** Start Entries shown **
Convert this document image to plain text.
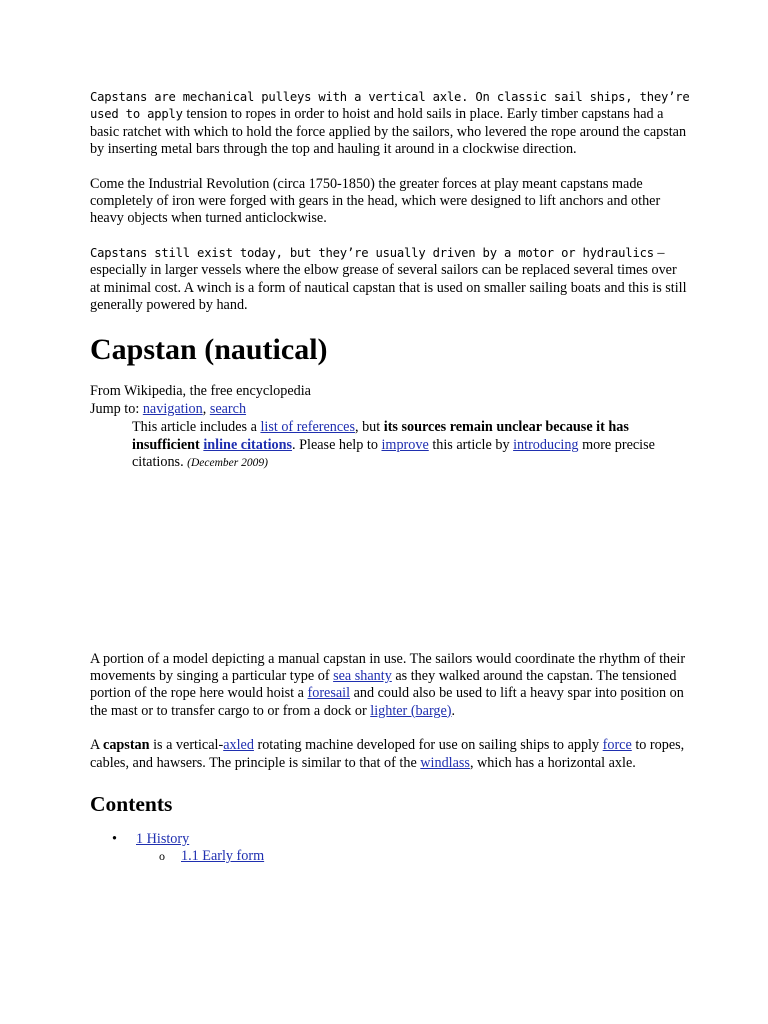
Capstans are mechanical pulleys with a vertical axle. On classic sail ships, they’re used to apply tension to ropes in order to hoist and hold sails in place. Early timber capstans had a basic ratchet with which to hold the force applied by the sailors, who levered the rope around the capstan by inserting metal bars through the top and hauling it around in a clockwise direction.

Come the Industrial Revolution (circa 1750-1850) the greater forces at play meant capstans made completely of iron were forged with gears in the head, which were designed to lift anchors and other heavy objects when turned anticlockwise.

Capstans still exist today, but they’re usually driven by a motor or hydraulics – especially in larger vessels where the elbow grease of several sailors can be replaced several times over at minimal cost. A winch is a form of nautical capstan that is used on smaller sailing boats and this is still generally powered by hand.

Capstan (nautical)

From Wikipedia, the free encyclopedia

Jump to: navigation, search

This article includes a list of references, but its sources remain unclear because it has insufficient inline citations. Please help to improve this article by introducing more precise citations. (December 2009)

A portion of a model depicting a manual capstan in use. The sailors would coordinate the rhythm of their movements by singing a particular type of sea shanty as they walked around the capstan. The tensioned portion of the rope here would hoist a foresail and could also be used to lift a heavy spar into position on the mast or to transfer cargo to or from a dock or lighter (barge).

A capstan is a vertical-axled rotating machine developed for use on sailing ships to apply force to ropes, cables, and hawsers. The principle is similar to that of the windlass, which has a horizontal axle.

Contents
• 1 History
o 1.1 Early form
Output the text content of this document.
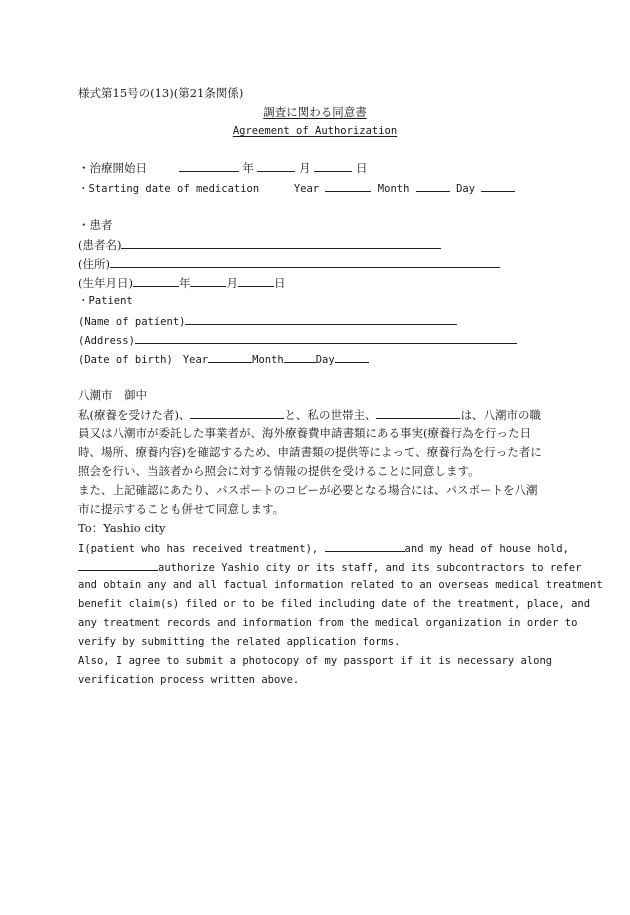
様式第15号の(13)(第21条関係)
調査に関わる同意書
Agreement of Authorization
・治療開始日	年	月	日
・Starting date of medication	Year	Month	Day
・患者
(患者名)
(住所)
(生年月日)	年	月	日
・Patient
(Name of patient)
(Address)
(Date of birth) Year	Month	Day
八潮市　御中
私(療養を受けた者)、	と、私の世帯主、	は、八潮市の職
員又は八潮市が委託した事業者が、海外療養費申請書類にある事実(療養行為を行った日
時、場所、療養内容)を確認するため、申請書類の提供等によって、療養行為を行った者に
照会を行い、当該者から照会に対する情報の提供を受けることに同意します。
また、上記確認にあたり、パスポートのコピーが必要となる場合には、パスポートを八潮
市に提示することも併せて同意します。
To：Yashio city
I(patient who has received treatment),	and my head of house hold,
authorize Yashio city or its staff, and its subcontractors to refer
and obtain any and all factual information related to an overseas medical treatment
benefit claim(s) filed or to be filed including date of the treatment, place, and
any treatment records and information from the medical organization in order to
verify by submitting the related application forms.
Also, I agree to submit a photocopy of my passport if it is necessary along
verification process written above.
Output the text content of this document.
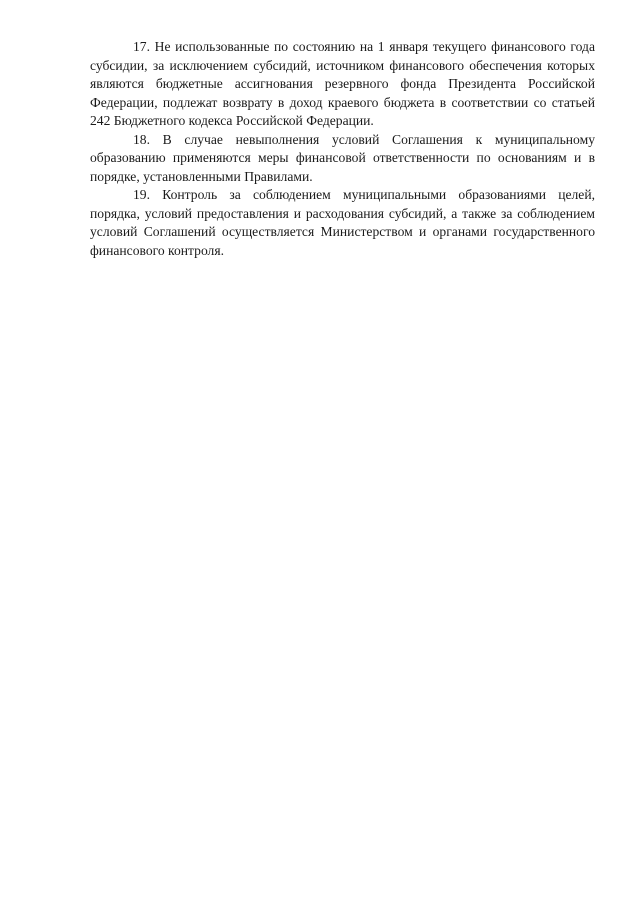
17. Не использованные по состоянию на 1 января текущего финансового года субсидии, за исключением субсидий, источником финансового обеспечения которых являются бюджетные ассигнования резервного фонда Президента Российской Федерации, подлежат возврату в доход краевого бюджета в соответствии со статьей 242 Бюджетного кодекса Российской Федерации.

18. В случае невыполнения условий Соглашения к муниципальному образованию применяются меры финансовой ответственности по основаниям и в порядке, установленными Правилами.

19. Контроль за соблюдением муниципальными образованиями целей, порядка, условий предоставления и расходования субсидий, а также за соблюдением условий Соглашений осуществляется Министерством и органами государственного финансового контроля.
** End Entries shown **
Written problem: Repeat each entry exactly. Pictures do not belong in the copy.

Correct answer:
Convert this document image to plain text.
Capstans are mechanical pulleys with a vertical axle. On classic sail ships, they’re used to apply tension to ropes in order to hoist and hold sails in place. Early timber capstans had a basic ratchet with which to hold the force applied by the sailors, who levered the rope around the capstan by inserting metal bars through the top and hauling it around in a clockwise direction.

Come the Industrial Revolution (circa 1750-1850) the greater forces at play meant capstans made completely of iron were forged with gears in the head, which were designed to lift anchors and other heavy objects when turned anticlockwise.

Capstans still exist today, but they’re usually driven by a motor or hydraulics – especially in larger vessels where the elbow grease of several sailors can be replaced several times over at minimal cost. A winch is a form of nautical capstan that is used on smaller sailing boats and this is still generally powered by hand.

Capstan (nautical)

From Wikipedia, the free encyclopedia

Jump to: navigation, search

This article includes a list of references, but its sources remain unclear because it has insufficient inline citations. Please help to improve this article by introducing more precise citations. (December 2009)

A portion of a model depicting a manual capstan in use. The sailors would coordinate the rhythm of their movements by singing a particular type of sea shanty as they walked around the capstan. The tensioned portion of the rope here would hoist a foresail and could also be used to lift a heavy spar into position on the mast or to transfer cargo to or from a dock or lighter (barge).

A capstan is a vertical-axled rotating machine developed for use on sailing ships to apply force to ropes, cables, and hawsers. The principle is similar to that of the windlass, which has a horizontal axle.

Contents
• 1 History
o 1.1 Early form
Output the text content of this document.
様式第15号の(13)(第21条関係)
調査に関わる同意書
Agreement of Authorization
・治療開始日	年	月	日
・Starting date of medication	Year	Month	Day
・患者
(患者名)
(住所)
(生年月日)	年	月	日
・Patient
(Name of patient)
(Address)
(Date of birth) Year	Month	Day
八潮市　御中
私(療養を受けた者)、	と、私の世帯主、	は、八潮市の職
員又は八潮市が委託した事業者が、海外療養費申請書類にある事実(療養行為を行った日
時、場所、療養内容)を確認するため、申請書類の提供等によって、療養行為を行った者に
照会を行い、当該者から照会に対する情報の提供を受けることに同意します。
また、上記確認にあたり、パスポートのコピーが必要となる場合には、パスポートを八潮
市に提示することも併せて同意します。
To：Yashio city
I(patient who has received treatment),	and my head of house hold,
authorize Yashio city or its staff, and its subcontractors to refer
and obtain any and all factual information related to an overseas medical treatment
benefit claim(s) filed or to be filed including date of the treatment, place, and
any treatment records and information from the medical organization in order to
verify by submitting the related application forms.
Also, I agree to submit a photocopy of my passport if it is necessary along
verification process written above.
Output the text content of this document.
17. Не использованные по состоянию на 1 января текущего финансового года субсидии, за исключением субсидий, источником финансового обеспечения которых являются бюджетные ассигнования резервного фонда Президента Российской Федерации, подлежат возврату в доход краевого бюджета в соответствии со статьей 242 Бюджетного кодекса Российской Федерации.

18. В случае невыполнения условий Соглашения к муниципальному образованию применяются меры финансовой ответственности по основаниям и в порядке, установленными Правилами.

19. Контроль за соблюдением муниципальными образованиями целей, порядка, условий предоставления и расходования субсидий, а также за соблюдением условий Соглашений осуществляется Министерством и органами государственного финансового контроля.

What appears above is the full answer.